--- Start Provided entries ---

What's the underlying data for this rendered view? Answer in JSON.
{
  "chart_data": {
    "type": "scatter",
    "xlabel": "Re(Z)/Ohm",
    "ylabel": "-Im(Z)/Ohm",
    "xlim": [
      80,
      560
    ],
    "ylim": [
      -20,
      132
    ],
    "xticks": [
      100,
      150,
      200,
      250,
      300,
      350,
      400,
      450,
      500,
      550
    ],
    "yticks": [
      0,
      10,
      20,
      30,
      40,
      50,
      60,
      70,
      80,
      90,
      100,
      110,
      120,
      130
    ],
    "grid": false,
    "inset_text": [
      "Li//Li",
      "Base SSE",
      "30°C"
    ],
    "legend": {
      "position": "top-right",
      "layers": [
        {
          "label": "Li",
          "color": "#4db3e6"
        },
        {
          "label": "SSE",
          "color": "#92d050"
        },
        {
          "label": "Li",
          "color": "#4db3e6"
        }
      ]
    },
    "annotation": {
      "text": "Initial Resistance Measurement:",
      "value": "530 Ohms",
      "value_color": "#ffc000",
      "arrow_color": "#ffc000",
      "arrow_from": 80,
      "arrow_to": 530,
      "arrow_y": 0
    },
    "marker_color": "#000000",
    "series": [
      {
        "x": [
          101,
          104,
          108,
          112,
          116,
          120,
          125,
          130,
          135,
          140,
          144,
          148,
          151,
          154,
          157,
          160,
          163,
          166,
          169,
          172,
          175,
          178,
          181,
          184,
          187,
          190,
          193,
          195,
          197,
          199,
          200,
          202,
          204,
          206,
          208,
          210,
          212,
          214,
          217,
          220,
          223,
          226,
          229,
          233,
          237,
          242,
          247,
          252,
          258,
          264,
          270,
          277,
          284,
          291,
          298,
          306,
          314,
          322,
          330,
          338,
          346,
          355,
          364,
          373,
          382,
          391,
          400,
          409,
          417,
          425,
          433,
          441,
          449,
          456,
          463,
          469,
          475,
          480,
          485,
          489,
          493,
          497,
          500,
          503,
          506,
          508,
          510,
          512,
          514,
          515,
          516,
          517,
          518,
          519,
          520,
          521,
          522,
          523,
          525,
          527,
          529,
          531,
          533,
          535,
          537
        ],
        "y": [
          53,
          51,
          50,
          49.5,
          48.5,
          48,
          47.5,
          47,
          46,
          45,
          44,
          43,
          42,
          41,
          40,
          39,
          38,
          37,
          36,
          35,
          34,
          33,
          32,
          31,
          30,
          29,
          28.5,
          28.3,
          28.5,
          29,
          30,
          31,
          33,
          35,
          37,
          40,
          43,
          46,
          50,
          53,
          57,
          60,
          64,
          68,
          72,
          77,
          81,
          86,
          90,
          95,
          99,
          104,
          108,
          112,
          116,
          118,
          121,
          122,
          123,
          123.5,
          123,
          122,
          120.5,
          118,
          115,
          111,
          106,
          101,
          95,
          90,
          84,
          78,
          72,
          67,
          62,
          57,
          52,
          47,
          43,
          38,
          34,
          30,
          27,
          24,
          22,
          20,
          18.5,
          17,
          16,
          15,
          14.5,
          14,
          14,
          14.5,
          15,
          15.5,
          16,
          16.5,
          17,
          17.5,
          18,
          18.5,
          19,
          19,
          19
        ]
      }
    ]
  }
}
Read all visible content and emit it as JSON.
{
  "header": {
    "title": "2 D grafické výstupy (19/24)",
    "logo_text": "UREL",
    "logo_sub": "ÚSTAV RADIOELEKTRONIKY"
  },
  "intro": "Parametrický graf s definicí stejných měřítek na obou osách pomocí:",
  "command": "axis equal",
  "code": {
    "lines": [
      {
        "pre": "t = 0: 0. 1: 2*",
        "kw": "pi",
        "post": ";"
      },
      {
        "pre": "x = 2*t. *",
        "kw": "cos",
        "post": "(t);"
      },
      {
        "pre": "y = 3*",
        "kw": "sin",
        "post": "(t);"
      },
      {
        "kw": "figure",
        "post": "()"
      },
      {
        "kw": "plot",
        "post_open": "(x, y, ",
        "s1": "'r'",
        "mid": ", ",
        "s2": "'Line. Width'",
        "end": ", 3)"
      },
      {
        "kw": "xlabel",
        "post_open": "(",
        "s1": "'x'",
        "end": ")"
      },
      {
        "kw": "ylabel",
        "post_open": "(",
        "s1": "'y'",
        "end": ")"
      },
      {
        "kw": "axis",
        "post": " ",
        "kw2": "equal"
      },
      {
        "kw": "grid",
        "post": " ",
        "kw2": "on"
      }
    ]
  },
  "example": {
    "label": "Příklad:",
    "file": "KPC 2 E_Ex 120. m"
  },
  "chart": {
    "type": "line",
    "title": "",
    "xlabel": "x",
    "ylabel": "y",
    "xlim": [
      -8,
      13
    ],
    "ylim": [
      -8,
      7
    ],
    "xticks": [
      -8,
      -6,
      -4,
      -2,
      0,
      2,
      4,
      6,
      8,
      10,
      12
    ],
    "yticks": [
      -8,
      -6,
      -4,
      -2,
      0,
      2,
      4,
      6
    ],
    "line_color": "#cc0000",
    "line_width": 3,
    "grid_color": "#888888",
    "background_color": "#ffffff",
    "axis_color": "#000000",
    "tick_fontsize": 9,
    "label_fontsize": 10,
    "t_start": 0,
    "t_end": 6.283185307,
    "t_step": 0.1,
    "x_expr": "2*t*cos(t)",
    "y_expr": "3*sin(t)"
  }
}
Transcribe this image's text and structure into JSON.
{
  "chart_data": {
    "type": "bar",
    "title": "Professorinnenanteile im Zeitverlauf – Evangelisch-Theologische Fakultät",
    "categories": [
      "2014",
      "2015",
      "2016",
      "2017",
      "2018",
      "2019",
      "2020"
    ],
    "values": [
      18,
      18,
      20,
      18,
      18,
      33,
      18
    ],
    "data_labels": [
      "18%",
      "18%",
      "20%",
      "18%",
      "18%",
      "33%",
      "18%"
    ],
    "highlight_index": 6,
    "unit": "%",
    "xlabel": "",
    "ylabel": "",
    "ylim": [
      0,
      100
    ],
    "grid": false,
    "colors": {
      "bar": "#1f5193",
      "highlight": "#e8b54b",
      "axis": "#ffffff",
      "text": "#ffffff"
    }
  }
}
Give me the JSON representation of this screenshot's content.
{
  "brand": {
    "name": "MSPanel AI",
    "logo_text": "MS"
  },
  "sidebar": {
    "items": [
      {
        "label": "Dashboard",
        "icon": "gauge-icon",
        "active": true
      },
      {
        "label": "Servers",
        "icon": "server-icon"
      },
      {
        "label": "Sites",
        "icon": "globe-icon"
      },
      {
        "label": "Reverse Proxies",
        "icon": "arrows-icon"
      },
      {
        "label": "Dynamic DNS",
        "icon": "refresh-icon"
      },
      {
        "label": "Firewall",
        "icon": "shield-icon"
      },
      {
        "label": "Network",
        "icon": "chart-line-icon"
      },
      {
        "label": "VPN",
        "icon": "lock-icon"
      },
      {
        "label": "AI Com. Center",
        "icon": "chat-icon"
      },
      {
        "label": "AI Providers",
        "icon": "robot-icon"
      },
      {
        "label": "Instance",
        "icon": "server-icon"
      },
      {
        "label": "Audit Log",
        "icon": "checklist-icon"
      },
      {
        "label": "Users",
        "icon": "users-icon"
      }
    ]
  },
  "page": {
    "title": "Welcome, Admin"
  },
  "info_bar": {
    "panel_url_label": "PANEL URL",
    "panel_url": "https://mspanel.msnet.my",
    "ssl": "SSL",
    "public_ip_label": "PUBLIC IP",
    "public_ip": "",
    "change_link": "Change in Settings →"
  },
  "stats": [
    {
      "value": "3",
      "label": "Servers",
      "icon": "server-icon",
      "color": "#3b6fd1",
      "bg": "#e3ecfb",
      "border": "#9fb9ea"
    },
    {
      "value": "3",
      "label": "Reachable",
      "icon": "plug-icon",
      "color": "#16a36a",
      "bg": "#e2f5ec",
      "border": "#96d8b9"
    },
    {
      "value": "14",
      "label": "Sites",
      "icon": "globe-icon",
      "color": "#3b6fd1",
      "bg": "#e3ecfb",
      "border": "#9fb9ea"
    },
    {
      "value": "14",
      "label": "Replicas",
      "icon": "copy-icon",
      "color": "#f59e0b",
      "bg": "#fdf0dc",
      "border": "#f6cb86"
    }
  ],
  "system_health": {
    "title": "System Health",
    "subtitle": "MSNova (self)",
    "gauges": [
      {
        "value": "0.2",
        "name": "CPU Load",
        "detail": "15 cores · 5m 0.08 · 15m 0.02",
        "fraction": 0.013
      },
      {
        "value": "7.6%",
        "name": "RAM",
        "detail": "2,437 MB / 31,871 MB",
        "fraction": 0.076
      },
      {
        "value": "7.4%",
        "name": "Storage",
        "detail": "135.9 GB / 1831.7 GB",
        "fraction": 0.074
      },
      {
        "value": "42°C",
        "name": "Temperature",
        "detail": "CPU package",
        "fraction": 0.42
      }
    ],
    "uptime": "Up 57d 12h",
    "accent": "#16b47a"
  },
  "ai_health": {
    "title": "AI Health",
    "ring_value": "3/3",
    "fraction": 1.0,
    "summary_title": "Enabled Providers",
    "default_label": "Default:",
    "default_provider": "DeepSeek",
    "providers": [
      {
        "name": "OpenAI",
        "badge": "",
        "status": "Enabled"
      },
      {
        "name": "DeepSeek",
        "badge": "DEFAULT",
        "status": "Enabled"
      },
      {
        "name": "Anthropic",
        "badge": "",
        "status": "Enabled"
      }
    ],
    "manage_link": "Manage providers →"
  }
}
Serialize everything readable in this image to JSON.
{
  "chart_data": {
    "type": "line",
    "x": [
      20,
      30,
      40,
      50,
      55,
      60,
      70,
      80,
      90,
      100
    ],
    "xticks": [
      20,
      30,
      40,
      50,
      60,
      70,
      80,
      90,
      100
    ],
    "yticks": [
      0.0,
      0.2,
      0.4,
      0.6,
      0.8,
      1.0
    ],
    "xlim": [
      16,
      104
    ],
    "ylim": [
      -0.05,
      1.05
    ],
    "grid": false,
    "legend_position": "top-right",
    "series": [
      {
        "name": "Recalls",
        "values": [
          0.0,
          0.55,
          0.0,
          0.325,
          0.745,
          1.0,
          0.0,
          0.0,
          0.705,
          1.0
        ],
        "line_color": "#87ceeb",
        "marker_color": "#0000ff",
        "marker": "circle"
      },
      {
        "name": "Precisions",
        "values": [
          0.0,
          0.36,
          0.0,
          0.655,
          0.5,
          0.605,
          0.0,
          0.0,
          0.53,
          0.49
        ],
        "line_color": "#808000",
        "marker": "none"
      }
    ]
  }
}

--- End Provided entries ---

The task
Take each line of the material that contains the word "fraction" and list it.

Result for this task
        "fraction": 0.013
        "fraction": 0.076
        "fraction": 0.074
        "fraction": 0.42
    "fraction": 1.0,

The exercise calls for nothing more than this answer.